The problem:
Would you return all of this data exactly, leaving nothing out?

Data items:
::::::

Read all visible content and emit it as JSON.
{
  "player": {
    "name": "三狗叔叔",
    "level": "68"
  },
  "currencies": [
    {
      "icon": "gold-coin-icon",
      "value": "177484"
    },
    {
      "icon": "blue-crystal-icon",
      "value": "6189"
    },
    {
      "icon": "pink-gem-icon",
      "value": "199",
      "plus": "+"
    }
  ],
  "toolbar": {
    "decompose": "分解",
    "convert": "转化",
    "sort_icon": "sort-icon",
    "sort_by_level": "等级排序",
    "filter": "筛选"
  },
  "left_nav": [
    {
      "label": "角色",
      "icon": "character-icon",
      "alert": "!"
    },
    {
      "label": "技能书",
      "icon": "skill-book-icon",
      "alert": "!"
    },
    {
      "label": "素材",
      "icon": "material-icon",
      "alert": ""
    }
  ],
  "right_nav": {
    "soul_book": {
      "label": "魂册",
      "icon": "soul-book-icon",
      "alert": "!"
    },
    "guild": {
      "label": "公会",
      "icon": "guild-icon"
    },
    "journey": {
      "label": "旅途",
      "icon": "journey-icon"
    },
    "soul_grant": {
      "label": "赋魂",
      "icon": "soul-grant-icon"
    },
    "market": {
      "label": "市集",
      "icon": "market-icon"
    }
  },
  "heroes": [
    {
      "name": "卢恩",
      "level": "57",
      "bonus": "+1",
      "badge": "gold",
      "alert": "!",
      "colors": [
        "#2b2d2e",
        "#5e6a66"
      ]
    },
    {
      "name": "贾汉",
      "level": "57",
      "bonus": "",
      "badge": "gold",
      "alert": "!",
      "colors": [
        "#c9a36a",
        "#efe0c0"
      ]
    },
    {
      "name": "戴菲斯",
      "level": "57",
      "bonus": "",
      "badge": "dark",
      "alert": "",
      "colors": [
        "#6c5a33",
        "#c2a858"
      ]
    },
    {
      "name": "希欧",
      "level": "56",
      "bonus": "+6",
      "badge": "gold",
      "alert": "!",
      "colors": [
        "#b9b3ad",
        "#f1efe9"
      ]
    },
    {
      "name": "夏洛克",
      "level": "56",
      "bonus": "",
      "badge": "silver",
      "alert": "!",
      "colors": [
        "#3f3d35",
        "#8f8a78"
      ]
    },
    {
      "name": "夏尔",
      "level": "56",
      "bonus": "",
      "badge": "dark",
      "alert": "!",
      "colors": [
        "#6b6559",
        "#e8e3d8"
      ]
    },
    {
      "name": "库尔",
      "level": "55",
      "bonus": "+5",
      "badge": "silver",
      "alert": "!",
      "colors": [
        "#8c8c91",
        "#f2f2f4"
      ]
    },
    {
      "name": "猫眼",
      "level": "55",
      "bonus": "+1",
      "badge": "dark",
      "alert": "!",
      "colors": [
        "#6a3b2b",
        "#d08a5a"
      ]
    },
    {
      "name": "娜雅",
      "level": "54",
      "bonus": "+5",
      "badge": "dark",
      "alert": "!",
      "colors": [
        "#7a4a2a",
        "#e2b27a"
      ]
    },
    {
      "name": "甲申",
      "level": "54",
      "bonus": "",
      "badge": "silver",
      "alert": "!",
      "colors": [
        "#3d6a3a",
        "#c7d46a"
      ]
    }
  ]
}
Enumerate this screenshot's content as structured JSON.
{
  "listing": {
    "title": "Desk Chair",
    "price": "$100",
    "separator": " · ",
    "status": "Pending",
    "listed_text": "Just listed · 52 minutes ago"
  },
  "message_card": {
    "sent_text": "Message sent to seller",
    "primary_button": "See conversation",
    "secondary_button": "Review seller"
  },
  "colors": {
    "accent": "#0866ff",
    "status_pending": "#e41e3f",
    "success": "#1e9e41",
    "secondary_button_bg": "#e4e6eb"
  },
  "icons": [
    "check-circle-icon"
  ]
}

::::::

Answer:
Read all visible content and emit it as JSON.
{
  "player": {
    "name": "三狗叔叔",
    "level": "68"
  },
  "currencies": [
    {
      "icon": "gold-coin-icon",
      "value": "177484"
    },
    {
      "icon": "blue-crystal-icon",
      "value": "6189"
    },
    {
      "icon": "pink-gem-icon",
      "value": "199",
      "plus": "+"
    }
  ],
  "toolbar": {
    "decompose": "分解",
    "convert": "转化",
    "sort_icon": "sort-icon",
    "sort_by_level": "等级排序",
    "filter": "筛选"
  },
  "left_nav": [
    {
      "label": "角色",
      "icon": "character-icon",
      "alert": "!"
    },
    {
      "label": "技能书",
      "icon": "skill-book-icon",
      "alert": "!"
    },
    {
      "label": "素材",
      "icon": "material-icon",
      "alert": ""
    }
  ],
  "right_nav": {
    "soul_book": {
      "label": "魂册",
      "icon": "soul-book-icon",
      "alert": "!"
    },
    "guild": {
      "label": "公会",
      "icon": "guild-icon"
    },
    "journey": {
      "label": "旅途",
      "icon": "journey-icon"
    },
    "soul_grant": {
      "label": "赋魂",
      "icon": "soul-grant-icon"
    },
    "market": {
      "label": "市集",
      "icon": "market-icon"
    }
  },
  "heroes": [
    {
      "name": "卢恩",
      "level": "57",
      "bonus": "+1",
      "badge": "gold",
      "alert": "!",
      "colors": [
        "#2b2d2e",
        "#5e6a66"
      ]
    },
    {
      "name": "贾汉",
      "level": "57",
      "bonus": "",
      "badge": "gold",
      "alert": "!",
      "colors": [
        "#c9a36a",
        "#efe0c0"
      ]
    },
    {
      "name": "戴菲斯",
      "level": "57",
      "bonus": "",
      "badge": "dark",
      "alert": "",
      "colors": [
        "#6c5a33",
        "#c2a858"
      ]
    },
    {
      "name": "希欧",
      "level": "56",
      "bonus": "+6",
      "badge": "gold",
      "alert": "!",
      "colors": [
        "#b9b3ad",
        "#f1efe9"
      ]
    },
    {
      "name": "夏洛克",
      "level": "56",
      "bonus": "",
      "badge": "silver",
      "alert": "!",
      "colors": [
        "#3f3d35",
        "#8f8a78"
      ]
    },
    {
      "name": "夏尔",
      "level": "56",
      "bonus": "",
      "badge": "dark",
      "alert": "!",
      "colors": [
        "#6b6559",
        "#e8e3d8"
      ]
    },
    {
      "name": "库尔",
      "level": "55",
      "bonus": "+5",
      "badge": "silver",
      "alert": "!",
      "colors": [
        "#8c8c91",
        "#f2f2f4"
      ]
    },
    {
      "name": "猫眼",
      "level": "55",
      "bonus": "+1",
      "badge": "dark",
      "alert": "!",
      "colors": [
        "#6a3b2b",
        "#d08a5a"
      ]
    },
    {
      "name": "娜雅",
      "level": "54",
      "bonus": "+5",
      "badge": "dark",
      "alert": "!",
      "colors": [
        "#7a4a2a",
        "#e2b27a"
      ]
    },
    {
      "name": "甲申",
      "level": "54",
      "bonus": "",
      "badge": "silver",
      "alert": "!",
      "colors": [
        "#3d6a3a",
        "#c7d46a"
      ]
    }
  ]
}
Enumerate this screenshot's content as structured JSON.
{
  "listing": {
    "title": "Desk Chair",
    "price": "$100",
    "separator": " · ",
    "status": "Pending",
    "listed_text": "Just listed · 52 minutes ago"
  },
  "message_card": {
    "sent_text": "Message sent to seller",
    "primary_button": "See conversation",
    "secondary_button": "Review seller"
  },
  "colors": {
    "accent": "#0866ff",
    "status_pending": "#e41e3f",
    "success": "#1e9e41",
    "secondary_button_bg": "#e4e6eb"
  },
  "icons": [
    "check-circle-icon"
  ]
}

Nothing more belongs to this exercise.